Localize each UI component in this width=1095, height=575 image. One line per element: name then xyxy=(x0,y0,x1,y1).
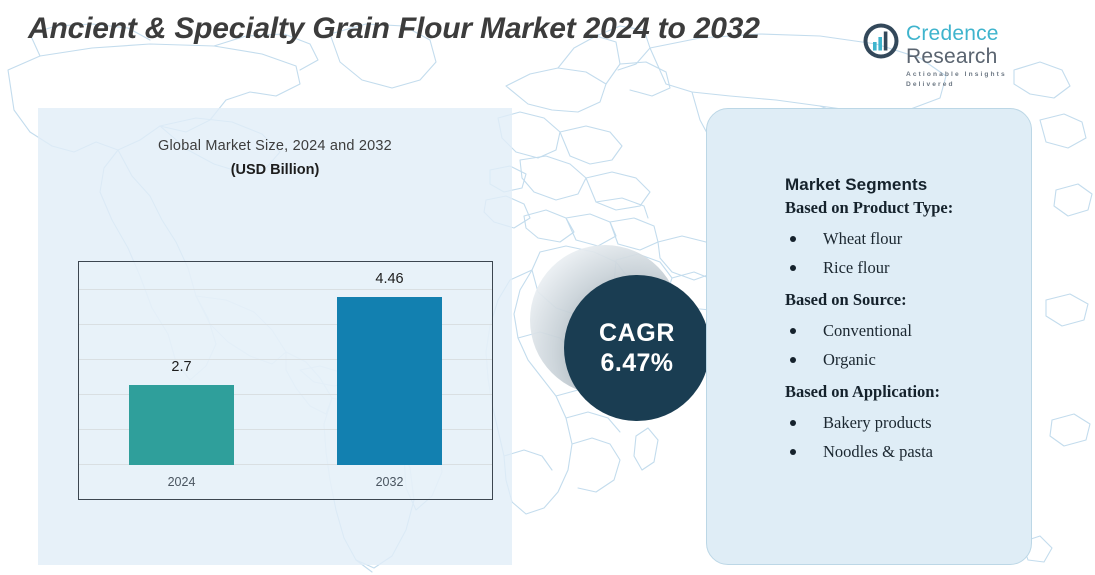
segment-group-title-product-type: Based on Product Type: xyxy=(785,198,1019,218)
bar-value-label-2032: 4.46 xyxy=(337,271,442,287)
list-item: Rice flour xyxy=(785,253,1019,282)
list-item: Noodles & pasta xyxy=(785,437,1019,466)
segment-list-source: Conventional Organic xyxy=(785,316,1019,374)
logo-tagline: Actionable Insights Delivered xyxy=(906,70,1057,90)
list-item-label: Noodles & pasta xyxy=(823,442,933,461)
bar-value-label-2024: 2.7 xyxy=(129,359,234,375)
list-item: Conventional xyxy=(785,316,1019,345)
bar-category-label-2032: 2032 xyxy=(337,475,442,489)
bar-2032: 4.46 2032 xyxy=(337,297,442,465)
list-item: Bakery products xyxy=(785,408,1019,437)
bar-rect-2024 xyxy=(129,385,234,465)
cagr-badge: CAGR 6.47% xyxy=(530,245,715,435)
chart-panel: Global Market Size, 2024 and 2032 (USD B… xyxy=(38,108,512,565)
logo-name-credence: Credence xyxy=(906,22,999,45)
chart-heading: Global Market Size, 2024 and 2032 (USD B… xyxy=(38,138,512,178)
list-item: Wheat flour xyxy=(785,224,1019,253)
bar-category-label-2024: 2024 xyxy=(129,475,234,489)
brand-logo: Credence Research Actionable Insights De… xyxy=(862,20,1057,66)
bar-chart-plot-area: 2.7 2024 4.46 2032 xyxy=(78,261,493,500)
list-item: Organic xyxy=(785,345,1019,374)
logo-name: Credence Research xyxy=(906,22,1057,68)
cagr-label: CAGR xyxy=(599,318,675,348)
bar-chart-circle-icon xyxy=(862,22,900,60)
segment-list-product-type: Wheat flour Rice flour xyxy=(785,224,1019,282)
list-item-label: Rice flour xyxy=(823,258,889,277)
list-item-label: Organic xyxy=(823,350,876,369)
bullet-icon xyxy=(790,328,796,334)
bullet-icon xyxy=(790,420,796,426)
list-item-label: Wheat flour xyxy=(823,229,902,248)
bullet-icon xyxy=(790,357,796,363)
bullet-icon xyxy=(790,449,796,455)
bar-series: 2.7 2024 4.46 2032 xyxy=(79,262,492,499)
market-segments-content: Market Segments Based on Product Type: W… xyxy=(785,175,1019,474)
cagr-value: 6.47% xyxy=(601,348,674,379)
list-item-label: Conventional xyxy=(823,321,912,340)
bullet-icon xyxy=(790,265,796,271)
list-item-label: Bakery products xyxy=(823,413,932,432)
cagr-circle: CAGR 6.47% xyxy=(564,275,710,421)
chart-heading-line2: (USD Billion) xyxy=(38,162,512,178)
market-segments-heading: Market Segments xyxy=(785,175,1019,195)
segment-list-application: Bakery products Noodles & pasta xyxy=(785,408,1019,466)
infographic-root: Ancient & Specialty Grain Flour Market 2… xyxy=(0,0,1095,575)
logo-name-research: Research xyxy=(906,45,997,68)
bar-2024: 2.7 2024 xyxy=(129,385,234,465)
segment-group-title-source: Based on Source: xyxy=(785,290,1019,310)
page-title: Ancient & Specialty Grain Flour Market 2… xyxy=(28,8,848,49)
market-segments-panel: Market Segments Based on Product Type: W… xyxy=(706,108,1032,565)
chart-heading-line1: Global Market Size, 2024 and 2032 xyxy=(38,138,512,154)
bullet-icon xyxy=(790,236,796,242)
segment-group-title-application: Based on Application: xyxy=(785,382,1019,402)
bar-rect-2032 xyxy=(337,297,442,465)
logo-text: Credence Research Actionable Insights De… xyxy=(906,22,1057,90)
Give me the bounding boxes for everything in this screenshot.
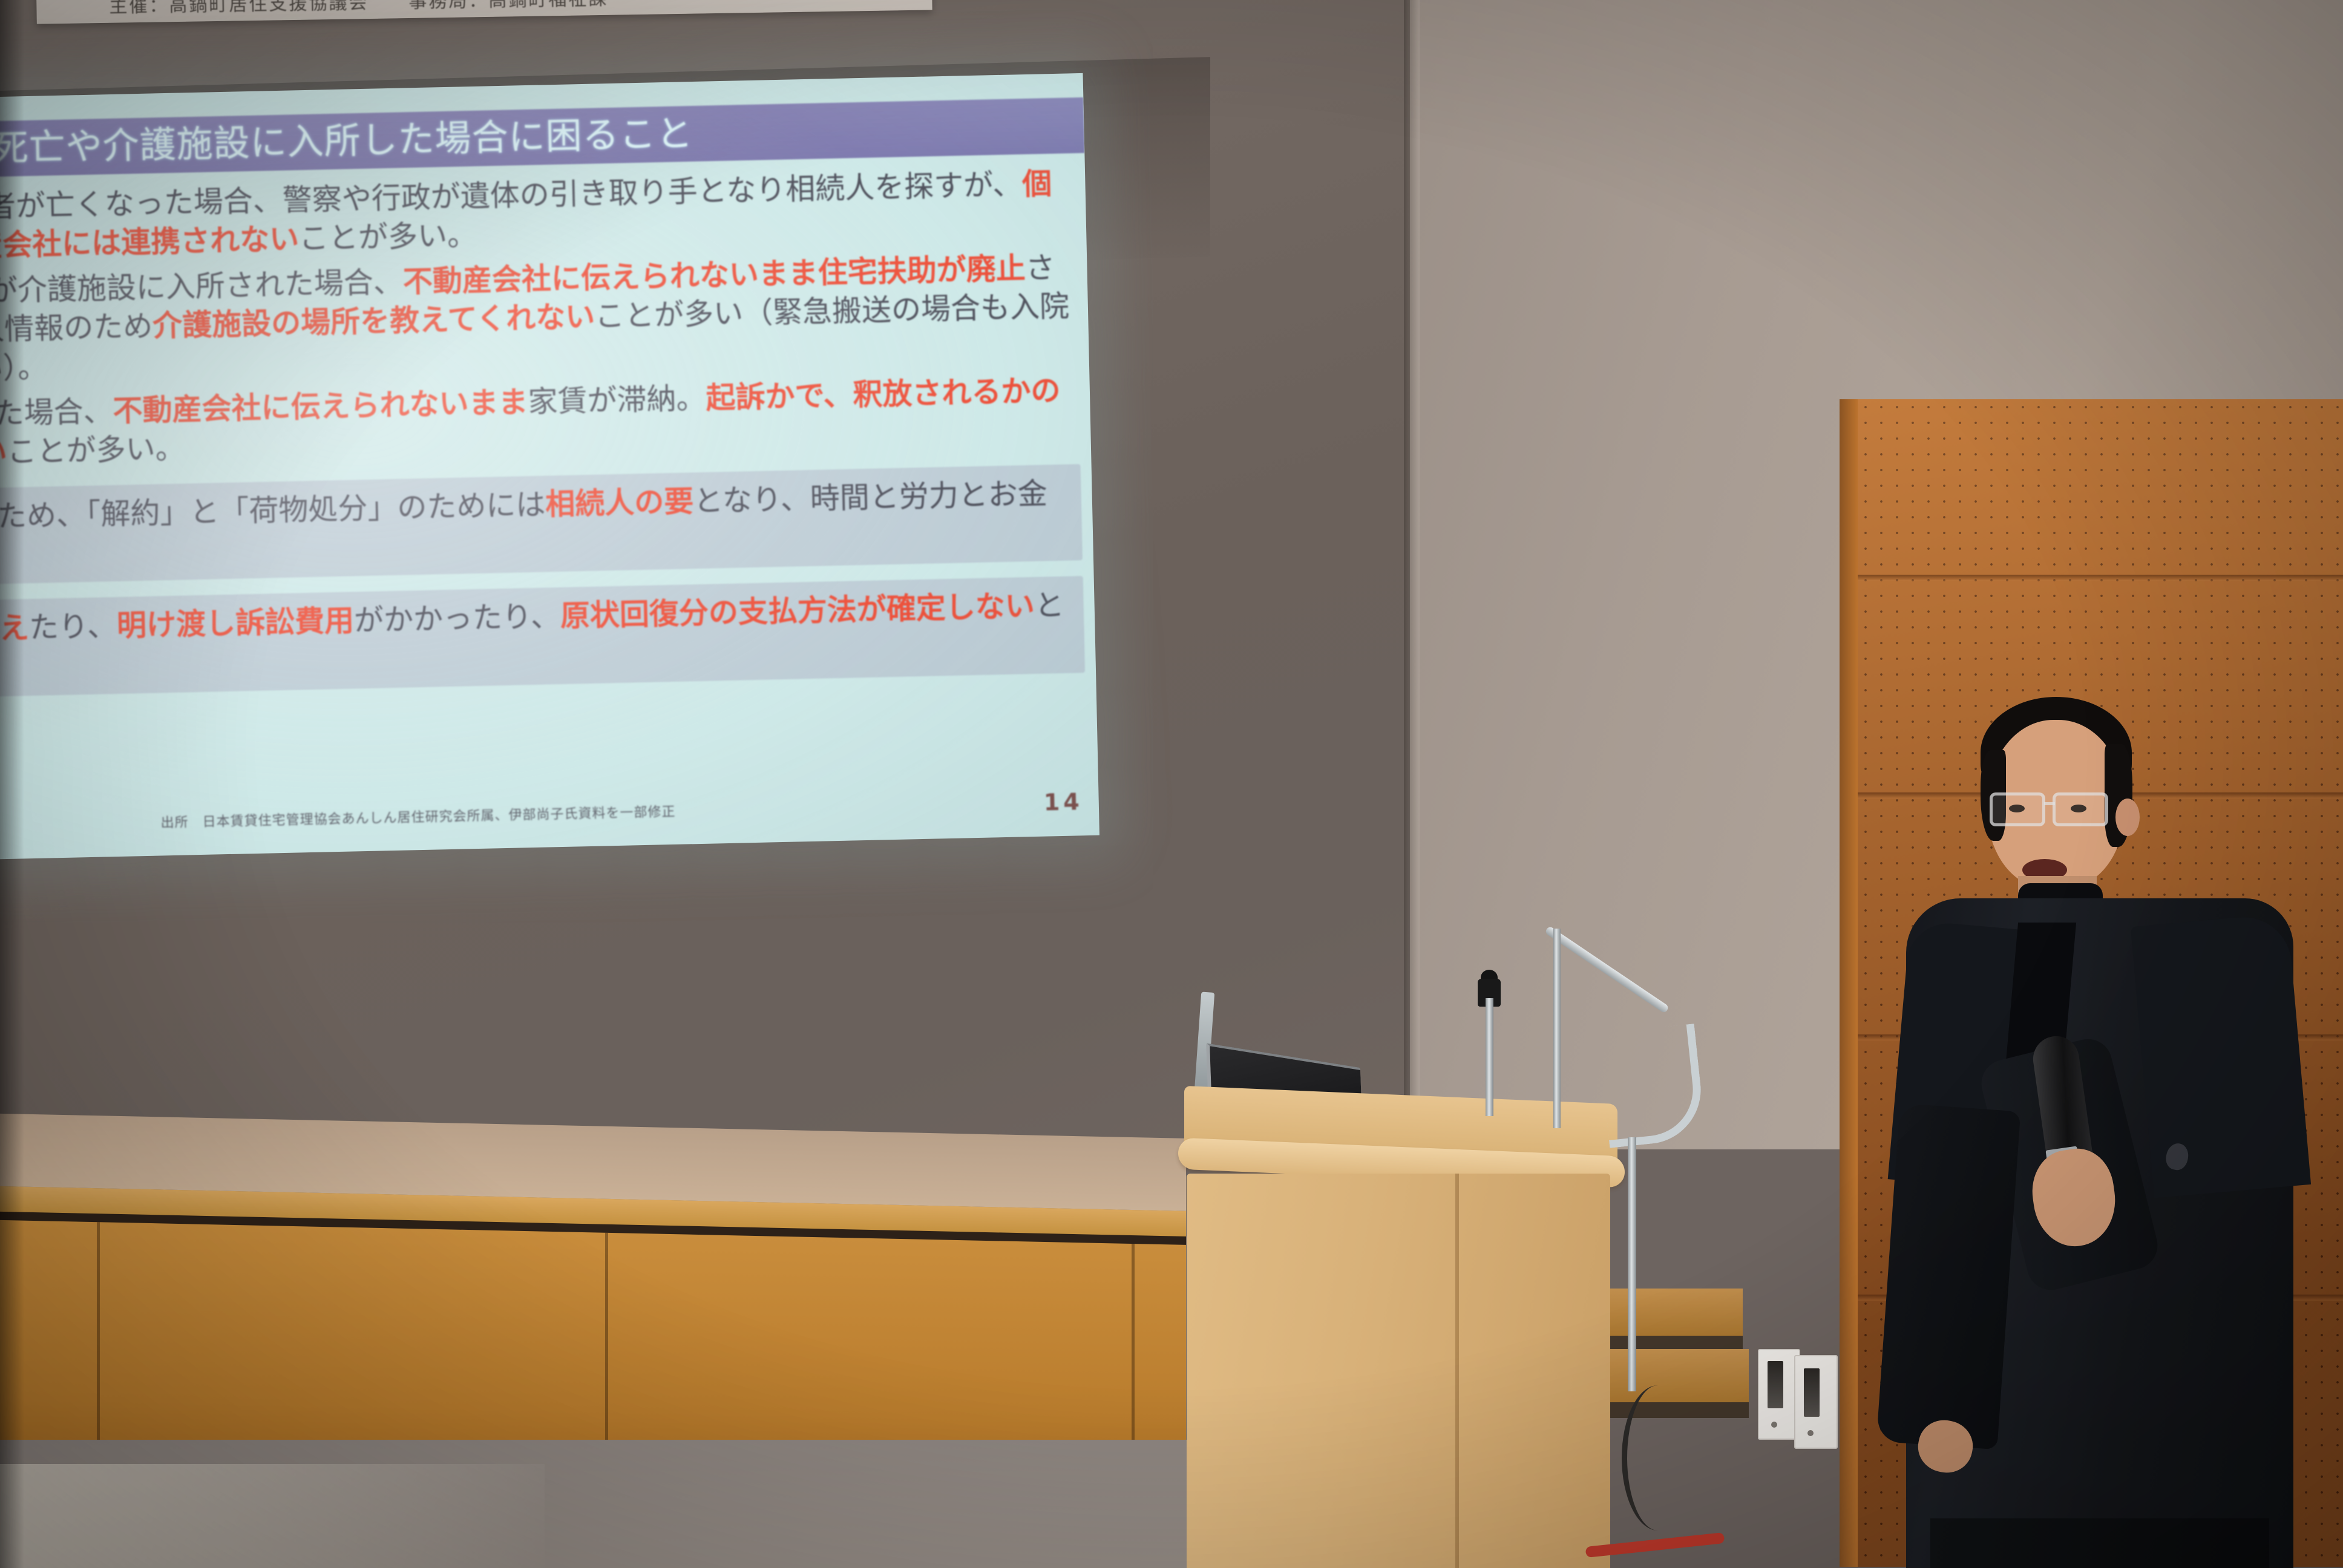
power-cable <box>1622 1385 1694 1530</box>
callout-text-highlight: 明け渡し訴訟費用 <box>116 604 354 644</box>
shoulder-right <box>2131 913 2311 1198</box>
slide-bullet: ●生活保護の高齢者が介護施設に入所された場合、不動産会社に伝えられないまま住宅扶… <box>0 249 1078 393</box>
slide-callout-band: ク 契約は相続されるため、「解約」と「荷物処分」のためには相続人の要となり、時間… <box>0 464 1083 590</box>
callout-text-highlight: 相続人の <box>545 485 664 521</box>
frame-edge-shadow <box>0 0 24 1568</box>
glasses-bridge <box>2044 802 2055 805</box>
callout-text-part: たり、 <box>28 609 117 645</box>
slide-bullet: で逮捕され拘留された場合、不動産会社に伝えられないまま家賃が滞納。起訴かで、釈放… <box>0 371 1080 478</box>
wall-plate-slot <box>1768 1361 1783 1408</box>
bullet-text: 家賃が滞納。 <box>528 381 706 419</box>
ear <box>2115 799 2140 836</box>
callout-text-part: 契約は相続されるため、「解約」と「荷物処分」のためには <box>0 487 546 538</box>
slide-source-note: 出所 日本賃貸住宅管理協会あんしん居住研究会所属、伊部尚子氏資料を一部修正 <box>160 801 676 832</box>
slide-footer: 出所 日本賃貸住宅管理協会あんしん居住研究会所属、伊部尚子氏資料を一部修正 <box>0 792 1099 841</box>
glasses-lens-left <box>1990 792 2045 826</box>
wood-wall-trim <box>1840 399 1860 1567</box>
callout-text-part: がかかったり、 <box>353 599 560 638</box>
podium <box>1171 1095 1631 1568</box>
callout-text: て家賃の保証が増えたり、明け渡し訴訟費用がかかったり、原状回復分の支払方法が確定… <box>0 586 1074 692</box>
handrail-lower-post <box>1628 1137 1636 1391</box>
bullet-text: ことが多い。 <box>299 218 477 256</box>
glasses-lens-right <box>2053 792 2108 826</box>
floor-light-reflection <box>0 1464 545 1568</box>
bullet-text-highlight: 不動産会社に伝えられないまま <box>113 385 528 428</box>
slide-callout-band: ク て家賃の保証が増えたり、明け渡し訴訟費用がかかったり、原状回復分の支払方法が… <box>0 576 1085 702</box>
presenter <box>1882 684 2318 1568</box>
bullet-text: 身寄りのない高齢者が亡くなった場合、警察や行政が遺体の引き取り手となり相続人を探… <box>0 167 1023 229</box>
wall-plate-screw <box>1807 1430 1814 1436</box>
wall-plate-slot <box>1804 1368 1820 1417</box>
callout-text-highlight: 原状回復分の支払方法が確定しない <box>560 589 1035 633</box>
podium-body <box>1187 1174 1610 1568</box>
event-banner-text: 主催：高鍋町居住支援協議会 事務局：高鍋町福祉課 <box>109 0 609 18</box>
projection-screen: 寄りのない方の死亡や介護施設に入所した場合に困ること ●身寄りのない高齢者が亡く… <box>0 73 1099 865</box>
handrail-post <box>1553 929 1561 1128</box>
callout-text-highlight: 要 <box>664 484 694 519</box>
callout-text: 契約は相続されるため、「解約」と「荷物処分」のためには相続人の要となり、時間と労… <box>0 474 1072 580</box>
lecture-hall-scene: 主催：高鍋町居住支援協議会 事務局：高鍋町福祉課 寄りのない方の死亡や介護施設に… <box>0 0 2343 1568</box>
wall-plate[interactable] <box>1794 1355 1838 1449</box>
legs <box>1930 1518 2269 1568</box>
bullet-text: ことが多い。 <box>7 431 185 469</box>
wall-plate-screw <box>1771 1422 1777 1428</box>
slide-page-number: 14 <box>1043 788 1083 815</box>
slide-body: ●身寄りのない高齢者が亡くなった場合、警察や行政が遺体の引き取り手となり相続人を… <box>0 164 1096 708</box>
arm-left <box>1876 1103 2021 1450</box>
stage-panel-seam <box>97 1222 100 1476</box>
slide-title: 寄りのない方の死亡や介護施設に入所した場合に困ること <box>0 116 693 173</box>
wall-corner-edge <box>1404 0 1420 1149</box>
microphone-stand-pole <box>1486 998 1493 1116</box>
bullet-text-highlight: 介護施設の場所を教えてくれない <box>152 299 595 344</box>
podium-body-seam <box>1455 1174 1459 1568</box>
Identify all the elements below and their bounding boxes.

____

Required task:
Extract the lines starting with the one containing "segment-group-title-product-type: Based on" and going through the one containing "logo-name: Credence Research" from the listing above, and copy them unchanged.

Written solution:
segment-group-title-product-type: Based on Product Type: xyxy=(785,198,1019,218)
bar-value-label-2032: 4.46 xyxy=(337,271,442,287)
list-item: Rice flour xyxy=(785,253,1019,282)
list-item: Noodles & pasta xyxy=(785,437,1019,466)
segment-list-source: Conventional Organic xyxy=(785,316,1019,374)
logo-tagline: Actionable Insights Delivered xyxy=(906,70,1057,90)
list-item-label: Noodles & pasta xyxy=(823,442,933,461)
bar-value-label-2024: 2.7 xyxy=(129,359,234,375)
list-item: Conventional xyxy=(785,316,1019,345)
bar-category-label-2032: 2032 xyxy=(337,475,442,489)
bar-2032: 4.46 2032 xyxy=(337,297,442,465)
list-item: Bakery products xyxy=(785,408,1019,437)
bar-rect-2024 xyxy=(129,385,234,465)
cagr-badge: CAGR 6.47% xyxy=(530,245,715,435)
chart-panel: Global Market Size, 2024 and 2032 (USD B… xyxy=(38,108,512,565)
logo-name-credence: Credence xyxy=(906,22,999,45)
chart-heading: Global Market Size, 2024 and 2032 (USD B… xyxy=(38,138,512,178)
list-item: Wheat flour xyxy=(785,224,1019,253)
bar-category-label-2024: 2024 xyxy=(129,475,234,489)
brand-logo: Credence Research Actionable Insights De… xyxy=(862,20,1057,66)
bar-chart-plot-area: 2.7 2024 4.46 2032 xyxy=(78,261,493,500)
list-item: Organic xyxy=(785,345,1019,374)
logo-name: Credence Research xyxy=(906,22,1057,68)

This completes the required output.